== Segment start ==
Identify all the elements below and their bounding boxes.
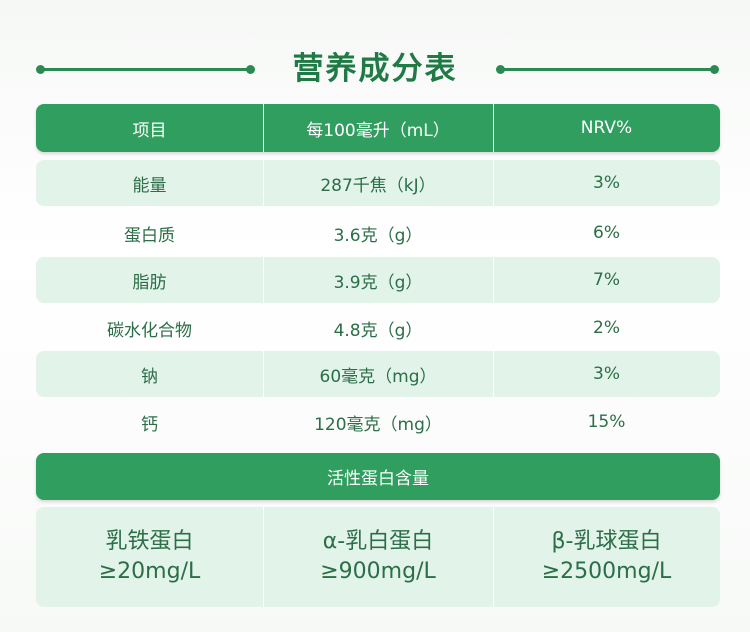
- header-separator: [493, 104, 494, 152]
- table-cell: 3.6克（g）: [333, 225, 423, 246]
- title: 营养成分表: [292, 51, 458, 87]
- protein-amount: ≥900mg/L: [320, 559, 436, 584]
- title-rule: [40, 68, 250, 71]
- header-cell: 每100毫升（mL）: [306, 120, 450, 141]
- row-band: [36, 257, 720, 303]
- header-bar: [36, 104, 720, 152]
- row-separator: [263, 351, 264, 397]
- protein-cell: 乳铁蛋白 ≥20mg/L: [36, 507, 263, 607]
- protein-amount: ≥20mg/L: [98, 559, 201, 584]
- table-cell: 脂肪: [132, 272, 167, 293]
- header-separator: [263, 104, 264, 152]
- protein-name: α-乳白蛋白: [322, 529, 434, 554]
- protein-cell: α-乳白蛋白 ≥900mg/L: [263, 507, 493, 607]
- protein-name: β-乳球蛋白: [551, 529, 662, 554]
- protein-amount: ≥2500mg/L: [541, 559, 672, 584]
- table-cell: 蛋白质: [124, 225, 175, 246]
- table-cell: 2%: [593, 318, 620, 338]
- row-band: [36, 351, 720, 397]
- section-bar: [36, 453, 720, 500]
- title-dot: [496, 65, 505, 74]
- table-cell: 6%: [593, 223, 620, 243]
- row-separator: [493, 351, 494, 397]
- table-cell: 能量: [132, 175, 167, 196]
- table-cell: 287千焦（kJ）: [320, 175, 436, 196]
- protein-band: [36, 507, 720, 607]
- row-separator: [493, 257, 494, 303]
- row-band: [36, 160, 720, 206]
- table-cell: 3.9克（g）: [333, 272, 423, 293]
- protein-cell: β-乳球蛋白 ≥2500mg/L: [493, 507, 720, 607]
- table-cell: 15%: [587, 412, 626, 432]
- table-cell: 7%: [593, 270, 620, 290]
- header-cell: 项目: [132, 120, 167, 141]
- table-cell: 3%: [593, 173, 620, 193]
- row-separator: [263, 160, 264, 206]
- row-separator: [263, 257, 264, 303]
- table-cell: 120毫克（mg）: [314, 414, 442, 435]
- table-cell: 钙: [141, 414, 158, 435]
- table-cell: 3%: [593, 364, 620, 384]
- table-cell: 碳水化合物: [107, 320, 192, 341]
- protein-separator: [493, 507, 494, 607]
- table-cell: 钠: [141, 366, 158, 387]
- row-separator: [493, 160, 494, 206]
- table-cell: 60毫克（mg）: [319, 366, 437, 387]
- protein-name: 乳铁蛋白: [105, 529, 194, 554]
- title-dot: [710, 65, 719, 74]
- section-title: 活性蛋白含量: [327, 469, 429, 489]
- title-dot: [246, 65, 255, 74]
- header-cell: NRV%: [580, 118, 633, 138]
- title-dot: [36, 65, 45, 74]
- table-cell: 4.8克（g）: [333, 320, 423, 341]
- title-rule: [500, 68, 714, 71]
- protein-separator: [263, 507, 264, 607]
== Segment end ==
(Task instructions) Out of the entries, pull every line that mentions "title".

(Answer space)
- title: 营养成分表: [292, 51, 458, 87]
- title-rule: [40, 68, 250, 71]
- title-dot: [496, 65, 505, 74]
- title-dot: [710, 65, 719, 74]
- section-title: 活性蛋白含量: [327, 469, 429, 489]
- title-dot: [246, 65, 255, 74]
- title-dot: [36, 65, 45, 74]
- title-rule: [500, 68, 714, 71]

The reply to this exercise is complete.